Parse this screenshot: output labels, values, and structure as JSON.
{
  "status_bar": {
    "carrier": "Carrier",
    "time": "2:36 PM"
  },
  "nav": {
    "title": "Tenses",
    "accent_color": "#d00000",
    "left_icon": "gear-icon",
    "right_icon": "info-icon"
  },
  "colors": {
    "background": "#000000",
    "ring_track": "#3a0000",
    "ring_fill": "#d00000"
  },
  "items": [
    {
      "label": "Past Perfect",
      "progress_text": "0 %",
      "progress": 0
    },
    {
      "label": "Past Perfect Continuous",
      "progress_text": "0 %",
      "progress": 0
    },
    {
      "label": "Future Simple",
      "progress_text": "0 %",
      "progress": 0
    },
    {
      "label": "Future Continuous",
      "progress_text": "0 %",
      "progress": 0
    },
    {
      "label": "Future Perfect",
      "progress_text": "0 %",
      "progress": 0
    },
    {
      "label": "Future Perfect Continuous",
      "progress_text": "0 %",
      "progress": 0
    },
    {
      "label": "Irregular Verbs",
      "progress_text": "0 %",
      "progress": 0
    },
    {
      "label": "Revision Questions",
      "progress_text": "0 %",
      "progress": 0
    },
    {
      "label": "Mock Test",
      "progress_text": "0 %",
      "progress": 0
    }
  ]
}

To be done: Transcribe each record exactly. Leave nothing out.

Solution to this problem:
Parse this screenshot: output labels, values, and structure as JSON.
{
  "status_bar": {
    "carrier": "Carrier",
    "time": "2:36 PM"
  },
  "nav": {
    "title": "Tenses",
    "accent_color": "#d00000",
    "left_icon": "gear-icon",
    "right_icon": "info-icon"
  },
  "colors": {
    "background": "#000000",
    "ring_track": "#3a0000",
    "ring_fill": "#d00000"
  },
  "items": [
    {
      "label": "Past Perfect",
      "progress_text": "0 %",
      "progress": 0
    },
    {
      "label": "Past Perfect Continuous",
      "progress_text": "0 %",
      "progress": 0
    },
    {
      "label": "Future Simple",
      "progress_text": "0 %",
      "progress": 0
    },
    {
      "label": "Future Continuous",
      "progress_text": "0 %",
      "progress": 0
    },
    {
      "label": "Future Perfect",
      "progress_text": "0 %",
      "progress": 0
    },
    {
      "label": "Future Perfect Continuous",
      "progress_text": "0 %",
      "progress": 0
    },
    {
      "label": "Irregular Verbs",
      "progress_text": "0 %",
      "progress": 0
    },
    {
      "label": "Revision Questions",
      "progress_text": "0 %",
      "progress": 0
    },
    {
      "label": "Mock Test",
      "progress_text": "0 %",
      "progress": 0
    }
  ]
}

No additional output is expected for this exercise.